* **Request**: Write out the following lines word for word, with no changes.

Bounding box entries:
┏━━

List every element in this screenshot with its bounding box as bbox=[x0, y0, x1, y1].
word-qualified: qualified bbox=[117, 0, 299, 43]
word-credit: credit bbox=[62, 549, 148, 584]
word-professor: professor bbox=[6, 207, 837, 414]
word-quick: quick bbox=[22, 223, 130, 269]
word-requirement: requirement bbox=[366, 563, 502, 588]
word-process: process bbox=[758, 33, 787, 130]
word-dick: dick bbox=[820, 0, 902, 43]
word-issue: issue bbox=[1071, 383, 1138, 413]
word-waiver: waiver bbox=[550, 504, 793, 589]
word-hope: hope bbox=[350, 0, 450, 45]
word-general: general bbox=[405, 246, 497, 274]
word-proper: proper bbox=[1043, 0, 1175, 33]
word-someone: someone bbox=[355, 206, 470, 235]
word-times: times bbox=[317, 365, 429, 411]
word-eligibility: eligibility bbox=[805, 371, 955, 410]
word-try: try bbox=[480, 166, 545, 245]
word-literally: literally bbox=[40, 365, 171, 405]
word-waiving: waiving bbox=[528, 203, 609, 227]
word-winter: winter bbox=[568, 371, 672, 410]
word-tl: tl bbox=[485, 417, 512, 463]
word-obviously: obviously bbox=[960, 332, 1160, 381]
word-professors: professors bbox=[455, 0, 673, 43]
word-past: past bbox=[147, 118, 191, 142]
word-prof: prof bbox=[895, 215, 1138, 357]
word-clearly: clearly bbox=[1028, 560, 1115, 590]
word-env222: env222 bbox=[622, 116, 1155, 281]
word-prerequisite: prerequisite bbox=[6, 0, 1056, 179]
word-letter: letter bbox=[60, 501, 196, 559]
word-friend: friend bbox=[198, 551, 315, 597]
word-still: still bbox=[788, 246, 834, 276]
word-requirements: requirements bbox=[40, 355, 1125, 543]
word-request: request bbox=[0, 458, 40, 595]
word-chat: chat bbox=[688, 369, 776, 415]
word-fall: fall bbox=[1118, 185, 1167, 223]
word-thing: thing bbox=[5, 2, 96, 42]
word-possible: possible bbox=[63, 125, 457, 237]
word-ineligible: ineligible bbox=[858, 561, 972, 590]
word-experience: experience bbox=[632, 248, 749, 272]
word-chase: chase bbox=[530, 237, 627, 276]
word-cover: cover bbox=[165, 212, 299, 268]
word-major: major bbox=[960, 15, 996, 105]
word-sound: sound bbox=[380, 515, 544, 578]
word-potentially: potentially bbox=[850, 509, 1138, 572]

┗━━

* **Exercise solution**:
List every element in this screenshot with its bounding box as bbox=[x0, y0, x1, y1].
word-qualified: qualified bbox=[117, 0, 299, 43]
word-credit: credit bbox=[62, 549, 148, 584]
word-professor: professor bbox=[6, 207, 837, 414]
word-quick: quick bbox=[22, 223, 130, 269]
word-requirement: requirement bbox=[366, 563, 502, 588]
word-process: process bbox=[758, 33, 787, 130]
word-dick: dick bbox=[820, 0, 902, 43]
word-issue: issue bbox=[1071, 383, 1138, 413]
word-waiver: waiver bbox=[550, 504, 793, 589]
word-hope: hope bbox=[350, 0, 450, 45]
word-general: general bbox=[405, 246, 497, 274]
word-proper: proper bbox=[1043, 0, 1175, 33]
word-someone: someone bbox=[355, 206, 470, 235]
word-times: times bbox=[317, 365, 429, 411]
word-eligibility: eligibility bbox=[805, 371, 955, 410]
word-try: try bbox=[480, 166, 545, 245]
word-literally: literally bbox=[40, 365, 171, 405]
word-waiving: waiving bbox=[528, 203, 609, 227]
word-winter: winter bbox=[568, 371, 672, 410]
word-tl: tl bbox=[485, 417, 512, 463]
word-obviously: obviously bbox=[960, 332, 1160, 381]
word-professors: professors bbox=[455, 0, 673, 43]
word-past: past bbox=[147, 118, 191, 142]
word-prof: prof bbox=[895, 215, 1138, 357]
word-clearly: clearly bbox=[1028, 560, 1115, 590]
word-env222: env222 bbox=[622, 116, 1155, 281]
word-prerequisite: prerequisite bbox=[6, 0, 1056, 179]
word-letter: letter bbox=[60, 501, 196, 559]
word-friend: friend bbox=[198, 551, 315, 597]
word-still: still bbox=[788, 246, 834, 276]
word-requirements: requirements bbox=[40, 355, 1125, 543]
word-request: request bbox=[0, 458, 40, 595]
word-chat: chat bbox=[688, 369, 776, 415]
word-fall: fall bbox=[1118, 185, 1167, 223]
word-thing: thing bbox=[5, 2, 96, 42]
word-possible: possible bbox=[63, 125, 457, 237]
word-ineligible: ineligible bbox=[858, 561, 972, 590]
word-experience: experience bbox=[632, 248, 749, 272]
word-chase: chase bbox=[530, 237, 627, 276]
word-cover: cover bbox=[165, 212, 299, 268]
word-major: major bbox=[960, 15, 996, 105]
word-sound: sound bbox=[380, 515, 544, 578]
word-potentially: potentially bbox=[850, 509, 1138, 572]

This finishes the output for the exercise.